Will you write out all the entries below exactly?

· · · · · · ·

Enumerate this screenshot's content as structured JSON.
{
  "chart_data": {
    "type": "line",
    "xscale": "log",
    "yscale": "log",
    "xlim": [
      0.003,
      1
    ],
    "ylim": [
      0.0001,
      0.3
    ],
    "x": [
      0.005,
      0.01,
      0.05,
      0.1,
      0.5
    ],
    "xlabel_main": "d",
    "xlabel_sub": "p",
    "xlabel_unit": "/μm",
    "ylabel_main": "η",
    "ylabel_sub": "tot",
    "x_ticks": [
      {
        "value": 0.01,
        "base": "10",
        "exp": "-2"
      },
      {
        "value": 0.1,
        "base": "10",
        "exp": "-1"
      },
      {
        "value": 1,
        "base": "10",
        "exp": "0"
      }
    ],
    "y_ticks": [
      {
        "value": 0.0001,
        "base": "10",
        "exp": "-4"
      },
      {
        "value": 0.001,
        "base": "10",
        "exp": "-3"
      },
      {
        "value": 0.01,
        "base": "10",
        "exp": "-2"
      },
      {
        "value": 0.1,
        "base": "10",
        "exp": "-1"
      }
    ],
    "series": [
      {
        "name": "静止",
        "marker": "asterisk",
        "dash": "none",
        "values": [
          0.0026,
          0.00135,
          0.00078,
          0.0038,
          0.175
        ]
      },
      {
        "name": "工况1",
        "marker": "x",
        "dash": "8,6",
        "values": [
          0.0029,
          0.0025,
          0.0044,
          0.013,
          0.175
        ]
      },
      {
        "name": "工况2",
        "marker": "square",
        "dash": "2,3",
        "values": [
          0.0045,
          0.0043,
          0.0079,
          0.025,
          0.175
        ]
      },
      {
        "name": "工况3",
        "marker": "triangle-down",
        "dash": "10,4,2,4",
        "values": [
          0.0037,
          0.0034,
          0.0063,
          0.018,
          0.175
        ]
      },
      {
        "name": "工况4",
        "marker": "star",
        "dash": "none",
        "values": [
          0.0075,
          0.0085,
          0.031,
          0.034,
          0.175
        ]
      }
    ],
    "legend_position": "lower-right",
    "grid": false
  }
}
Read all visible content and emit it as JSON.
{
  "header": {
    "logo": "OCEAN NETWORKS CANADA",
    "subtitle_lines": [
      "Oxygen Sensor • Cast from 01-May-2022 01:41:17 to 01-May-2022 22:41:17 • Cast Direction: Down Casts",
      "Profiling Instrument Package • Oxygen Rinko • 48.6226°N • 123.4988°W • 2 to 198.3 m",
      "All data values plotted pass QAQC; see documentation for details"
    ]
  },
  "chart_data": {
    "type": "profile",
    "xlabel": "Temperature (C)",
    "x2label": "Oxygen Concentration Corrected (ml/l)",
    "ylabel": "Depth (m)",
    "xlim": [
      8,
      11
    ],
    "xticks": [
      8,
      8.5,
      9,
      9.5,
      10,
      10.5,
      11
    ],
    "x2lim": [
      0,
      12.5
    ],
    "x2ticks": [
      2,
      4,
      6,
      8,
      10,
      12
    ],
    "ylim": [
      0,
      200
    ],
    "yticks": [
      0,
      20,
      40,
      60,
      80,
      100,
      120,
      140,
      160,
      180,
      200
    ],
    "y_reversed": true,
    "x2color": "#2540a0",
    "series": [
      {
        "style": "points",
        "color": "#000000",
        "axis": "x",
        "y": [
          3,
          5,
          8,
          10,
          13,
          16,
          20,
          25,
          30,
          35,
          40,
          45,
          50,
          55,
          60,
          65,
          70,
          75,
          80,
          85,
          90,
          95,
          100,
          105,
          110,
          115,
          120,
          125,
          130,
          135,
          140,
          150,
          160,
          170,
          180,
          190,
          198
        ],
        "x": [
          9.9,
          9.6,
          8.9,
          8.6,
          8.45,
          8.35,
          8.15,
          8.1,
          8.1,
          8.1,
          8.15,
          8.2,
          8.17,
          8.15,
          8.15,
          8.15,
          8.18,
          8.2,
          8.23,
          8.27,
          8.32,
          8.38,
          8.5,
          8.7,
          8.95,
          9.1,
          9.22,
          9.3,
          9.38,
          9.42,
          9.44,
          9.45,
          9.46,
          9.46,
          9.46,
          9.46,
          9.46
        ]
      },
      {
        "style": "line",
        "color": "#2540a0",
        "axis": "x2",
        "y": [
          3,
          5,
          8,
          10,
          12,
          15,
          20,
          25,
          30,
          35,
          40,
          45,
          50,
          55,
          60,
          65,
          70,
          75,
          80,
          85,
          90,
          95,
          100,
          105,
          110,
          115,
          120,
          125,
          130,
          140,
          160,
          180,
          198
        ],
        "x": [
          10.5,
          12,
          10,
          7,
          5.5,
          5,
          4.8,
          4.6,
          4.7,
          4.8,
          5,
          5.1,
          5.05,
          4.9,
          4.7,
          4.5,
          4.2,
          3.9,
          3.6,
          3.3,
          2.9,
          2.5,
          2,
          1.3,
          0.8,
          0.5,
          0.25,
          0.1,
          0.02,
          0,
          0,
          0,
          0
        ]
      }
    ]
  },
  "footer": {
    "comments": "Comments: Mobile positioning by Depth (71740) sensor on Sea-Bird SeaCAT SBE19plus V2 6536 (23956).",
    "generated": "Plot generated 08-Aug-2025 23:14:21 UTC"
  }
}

· · · · · · ·

■ **Complete output**:
Enumerate this screenshot's content as structured JSON.
{
  "chart_data": {
    "type": "line",
    "xscale": "log",
    "yscale": "log",
    "xlim": [
      0.003,
      1
    ],
    "ylim": [
      0.0001,
      0.3
    ],
    "x": [
      0.005,
      0.01,
      0.05,
      0.1,
      0.5
    ],
    "xlabel_main": "d",
    "xlabel_sub": "p",
    "xlabel_unit": "/μm",
    "ylabel_main": "η",
    "ylabel_sub": "tot",
    "x_ticks": [
      {
        "value": 0.01,
        "base": "10",
        "exp": "-2"
      },
      {
        "value": 0.1,
        "base": "10",
        "exp": "-1"
      },
      {
        "value": 1,
        "base": "10",
        "exp": "0"
      }
    ],
    "y_ticks": [
      {
        "value": 0.0001,
        "base": "10",
        "exp": "-4"
      },
      {
        "value": 0.001,
        "base": "10",
        "exp": "-3"
      },
      {
        "value": 0.01,
        "base": "10",
        "exp": "-2"
      },
      {
        "value": 0.1,
        "base": "10",
        "exp": "-1"
      }
    ],
    "series": [
      {
        "name": "静止",
        "marker": "asterisk",
        "dash": "none",
        "values": [
          0.0026,
          0.00135,
          0.00078,
          0.0038,
          0.175
        ]
      },
      {
        "name": "工况1",
        "marker": "x",
        "dash": "8,6",
        "values": [
          0.0029,
          0.0025,
          0.0044,
          0.013,
          0.175
        ]
      },
      {
        "name": "工况2",
        "marker": "square",
        "dash": "2,3",
        "values": [
          0.0045,
          0.0043,
          0.0079,
          0.025,
          0.175
        ]
      },
      {
        "name": "工况3",
        "marker": "triangle-down",
        "dash": "10,4,2,4",
        "values": [
          0.0037,
          0.0034,
          0.0063,
          0.018,
          0.175
        ]
      },
      {
        "name": "工况4",
        "marker": "star",
        "dash": "none",
        "values": [
          0.0075,
          0.0085,
          0.031,
          0.034,
          0.175
        ]
      }
    ],
    "legend_position": "lower-right",
    "grid": false
  }
}
Read all visible content and emit it as JSON.
{
  "header": {
    "logo": "OCEAN NETWORKS CANADA",
    "subtitle_lines": [
      "Oxygen Sensor • Cast from 01-May-2022 01:41:17 to 01-May-2022 22:41:17 • Cast Direction: Down Casts",
      "Profiling Instrument Package • Oxygen Rinko • 48.6226°N • 123.4988°W • 2 to 198.3 m",
      "All data values plotted pass QAQC; see documentation for details"
    ]
  },
  "chart_data": {
    "type": "profile",
    "xlabel": "Temperature (C)",
    "x2label": "Oxygen Concentration Corrected (ml/l)",
    "ylabel": "Depth (m)",
    "xlim": [
      8,
      11
    ],
    "xticks": [
      8,
      8.5,
      9,
      9.5,
      10,
      10.5,
      11
    ],
    "x2lim": [
      0,
      12.5
    ],
    "x2ticks": [
      2,
      4,
      6,
      8,
      10,
      12
    ],
    "ylim": [
      0,
      200
    ],
    "yticks": [
      0,
      20,
      40,
      60,
      80,
      100,
      120,
      140,
      160,
      180,
      200
    ],
    "y_reversed": true,
    "x2color": "#2540a0",
    "series": [
      {
        "style": "points",
        "color": "#000000",
        "axis": "x",
        "y": [
          3,
          5,
          8,
          10,
          13,
          16,
          20,
          25,
          30,
          35,
          40,
          45,
          50,
          55,
          60,
          65,
          70,
          75,
          80,
          85,
          90,
          95,
          100,
          105,
          110,
          115,
          120,
          125,
          130,
          135,
          140,
          150,
          160,
          170,
          180,
          190,
          198
        ],
        "x": [
          9.9,
          9.6,
          8.9,
          8.6,
          8.45,
          8.35,
          8.15,
          8.1,
          8.1,
          8.1,
          8.15,
          8.2,
          8.17,
          8.15,
          8.15,
          8.15,
          8.18,
          8.2,
          8.23,
          8.27,
          8.32,
          8.38,
          8.5,
          8.7,
          8.95,
          9.1,
          9.22,
          9.3,
          9.38,
          9.42,
          9.44,
          9.45,
          9.46,
          9.46,
          9.46,
          9.46,
          9.46
        ]
      },
      {
        "style": "line",
        "color": "#2540a0",
        "axis": "x2",
        "y": [
          3,
          5,
          8,
          10,
          12,
          15,
          20,
          25,
          30,
          35,
          40,
          45,
          50,
          55,
          60,
          65,
          70,
          75,
          80,
          85,
          90,
          95,
          100,
          105,
          110,
          115,
          120,
          125,
          130,
          140,
          160,
          180,
          198
        ],
        "x": [
          10.5,
          12,
          10,
          7,
          5.5,
          5,
          4.8,
          4.6,
          4.7,
          4.8,
          5,
          5.1,
          5.05,
          4.9,
          4.7,
          4.5,
          4.2,
          3.9,
          3.6,
          3.3,
          2.9,
          2.5,
          2,
          1.3,
          0.8,
          0.5,
          0.25,
          0.1,
          0.02,
          0,
          0,
          0,
          0
        ]
      }
    ]
  },
  "footer": {
    "comments": "Comments: Mobile positioning by Depth (71740) sensor on Sea-Bird SeaCAT SBE19plus V2 6536 (23956).",
    "generated": "Plot generated 08-Aug-2025 23:14:21 UTC"
  }
}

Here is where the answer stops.